(Dataset items)
────────

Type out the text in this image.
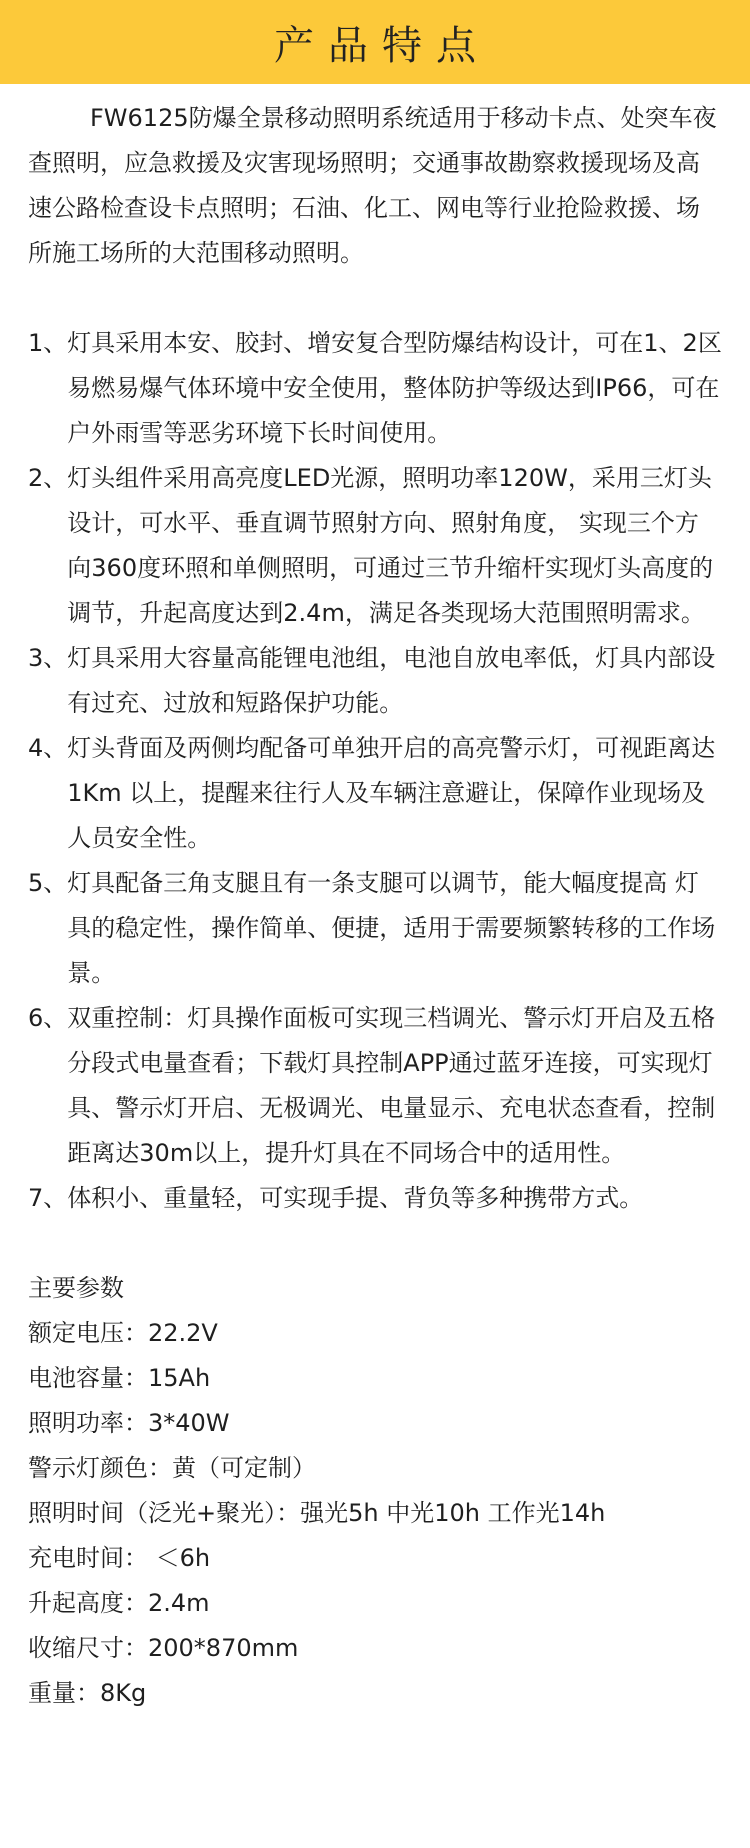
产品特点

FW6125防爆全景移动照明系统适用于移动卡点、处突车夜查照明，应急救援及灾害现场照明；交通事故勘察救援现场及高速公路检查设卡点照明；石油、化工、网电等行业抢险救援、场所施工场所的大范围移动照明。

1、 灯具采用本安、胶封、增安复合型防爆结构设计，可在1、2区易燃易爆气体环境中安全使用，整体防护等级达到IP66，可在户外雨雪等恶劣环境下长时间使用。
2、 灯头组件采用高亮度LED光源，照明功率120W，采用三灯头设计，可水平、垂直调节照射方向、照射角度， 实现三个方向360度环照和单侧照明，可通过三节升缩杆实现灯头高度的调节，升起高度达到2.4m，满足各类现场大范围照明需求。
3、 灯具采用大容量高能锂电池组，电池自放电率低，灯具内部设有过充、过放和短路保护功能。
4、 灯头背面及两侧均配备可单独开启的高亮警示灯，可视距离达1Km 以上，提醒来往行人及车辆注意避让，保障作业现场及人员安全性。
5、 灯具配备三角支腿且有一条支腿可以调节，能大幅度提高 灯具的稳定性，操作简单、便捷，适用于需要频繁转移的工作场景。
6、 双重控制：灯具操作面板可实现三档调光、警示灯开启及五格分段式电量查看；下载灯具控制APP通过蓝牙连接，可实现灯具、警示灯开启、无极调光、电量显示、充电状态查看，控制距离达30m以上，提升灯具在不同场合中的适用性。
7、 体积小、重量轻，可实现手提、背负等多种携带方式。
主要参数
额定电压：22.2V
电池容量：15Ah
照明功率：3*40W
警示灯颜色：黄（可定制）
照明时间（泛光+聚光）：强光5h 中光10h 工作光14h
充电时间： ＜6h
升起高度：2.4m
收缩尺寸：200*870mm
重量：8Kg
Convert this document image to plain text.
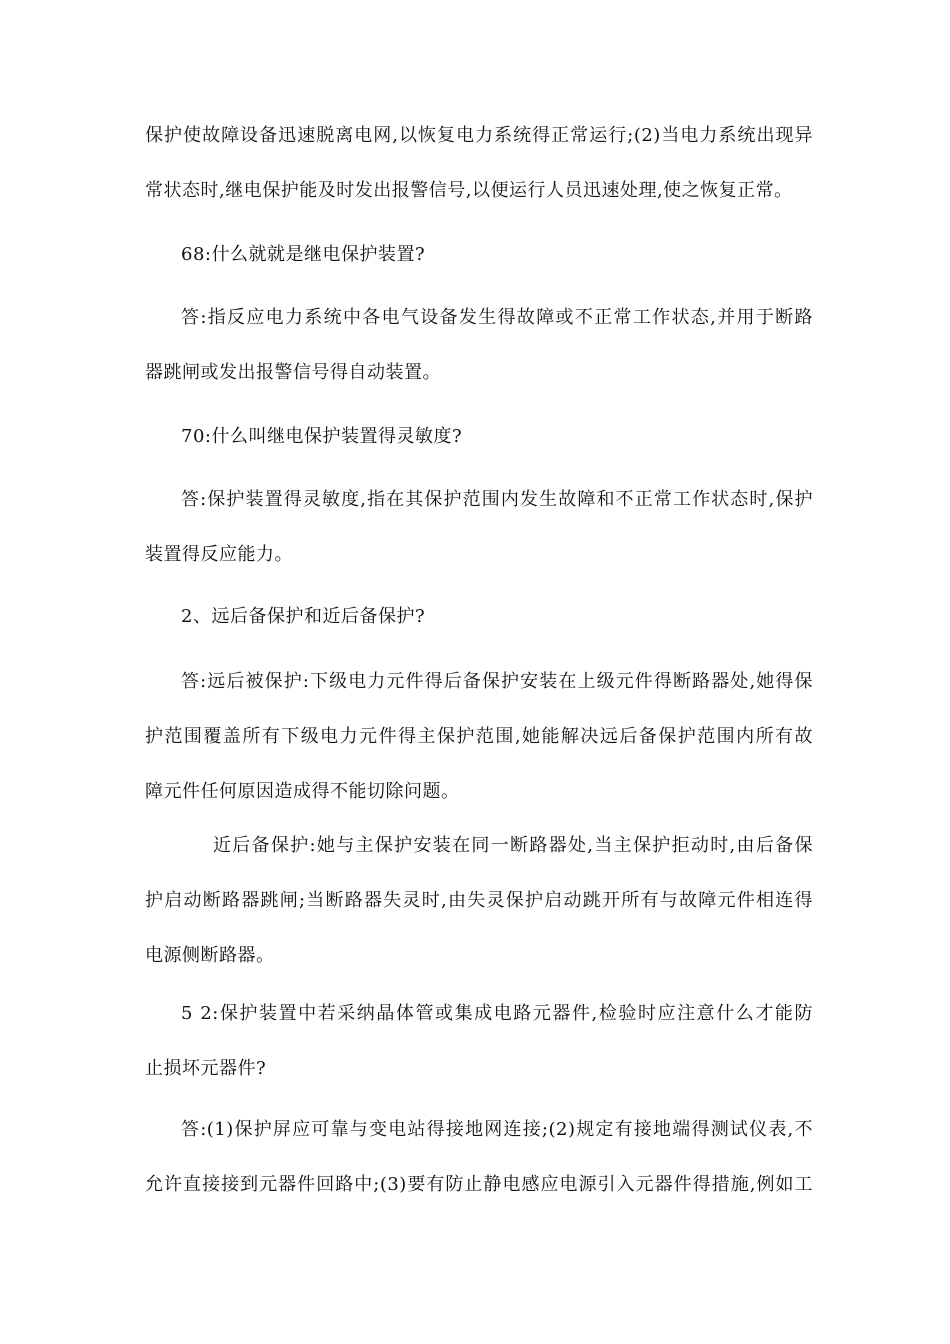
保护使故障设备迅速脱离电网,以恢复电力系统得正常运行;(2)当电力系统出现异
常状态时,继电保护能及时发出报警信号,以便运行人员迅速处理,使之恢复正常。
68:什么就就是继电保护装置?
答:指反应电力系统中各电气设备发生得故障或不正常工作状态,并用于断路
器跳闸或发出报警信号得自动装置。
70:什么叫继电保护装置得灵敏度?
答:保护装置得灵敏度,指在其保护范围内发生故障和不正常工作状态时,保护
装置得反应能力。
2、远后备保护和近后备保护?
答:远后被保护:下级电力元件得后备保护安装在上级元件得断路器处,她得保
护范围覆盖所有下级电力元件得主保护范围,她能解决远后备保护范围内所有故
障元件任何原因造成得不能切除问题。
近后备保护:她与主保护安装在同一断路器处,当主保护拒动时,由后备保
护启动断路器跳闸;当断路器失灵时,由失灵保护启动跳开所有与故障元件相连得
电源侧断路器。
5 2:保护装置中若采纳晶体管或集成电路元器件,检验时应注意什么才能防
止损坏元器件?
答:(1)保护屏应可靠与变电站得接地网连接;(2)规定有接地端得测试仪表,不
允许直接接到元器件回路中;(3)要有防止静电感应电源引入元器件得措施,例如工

────────

## [Your instructions]
All records must be output exactly as they are, except for the pictures, which are left out.

## [Result of the task]
Type out the text in this image.
产品特点

FW6125防爆全景移动照明系统适用于移动卡点、处突车夜查照明，应急救援及灾害现场照明；交通事故勘察救援现场及高速公路检查设卡点照明；石油、化工、网电等行业抢险救援、场所施工场所的大范围移动照明。

1、 灯具采用本安、胶封、增安复合型防爆结构设计，可在1、2区易燃易爆气体环境中安全使用，整体防护等级达到IP66，可在户外雨雪等恶劣环境下长时间使用。
2、 灯头组件采用高亮度LED光源，照明功率120W，采用三灯头设计，可水平、垂直调节照射方向、照射角度， 实现三个方向360度环照和单侧照明，可通过三节升缩杆实现灯头高度的调节，升起高度达到2.4m，满足各类现场大范围照明需求。
3、 灯具采用大容量高能锂电池组，电池自放电率低，灯具内部设有过充、过放和短路保护功能。
4、 灯头背面及两侧均配备可单独开启的高亮警示灯，可视距离达1Km 以上，提醒来往行人及车辆注意避让，保障作业现场及人员安全性。
5、 灯具配备三角支腿且有一条支腿可以调节，能大幅度提高 灯具的稳定性，操作简单、便捷，适用于需要频繁转移的工作场景。
6、 双重控制：灯具操作面板可实现三档调光、警示灯开启及五格分段式电量查看；下载灯具控制APP通过蓝牙连接，可实现灯具、警示灯开启、无极调光、电量显示、充电状态查看，控制距离达30m以上，提升灯具在不同场合中的适用性。
7、 体积小、重量轻，可实现手提、背负等多种携带方式。
主要参数
额定电压：22.2V
电池容量：15Ah
照明功率：3*40W
警示灯颜色：黄（可定制）
照明时间（泛光+聚光）：强光5h 中光10h 工作光14h
充电时间： ＜6h
升起高度：2.4m
收缩尺寸：200*870mm
重量：8Kg
Convert this document image to plain text.
保护使故障设备迅速脱离电网,以恢复电力系统得正常运行;(2)当电力系统出现异
常状态时,继电保护能及时发出报警信号,以便运行人员迅速处理,使之恢复正常。
68:什么就就是继电保护装置?
答:指反应电力系统中各电气设备发生得故障或不正常工作状态,并用于断路
器跳闸或发出报警信号得自动装置。
70:什么叫继电保护装置得灵敏度?
答:保护装置得灵敏度,指在其保护范围内发生故障和不正常工作状态时,保护
装置得反应能力。
2、远后备保护和近后备保护?
答:远后被保护:下级电力元件得后备保护安装在上级元件得断路器处,她得保
护范围覆盖所有下级电力元件得主保护范围,她能解决远后备保护范围内所有故
障元件任何原因造成得不能切除问题。
近后备保护:她与主保护安装在同一断路器处,当主保护拒动时,由后备保
护启动断路器跳闸;当断路器失灵时,由失灵保护启动跳开所有与故障元件相连得
电源侧断路器。
5 2:保护装置中若采纳晶体管或集成电路元器件,检验时应注意什么才能防
止损坏元器件?
答:(1)保护屏应可靠与变电站得接地网连接;(2)规定有接地端得测试仪表,不
允许直接接到元器件回路中;(3)要有防止静电感应电源引入元器件得措施,例如工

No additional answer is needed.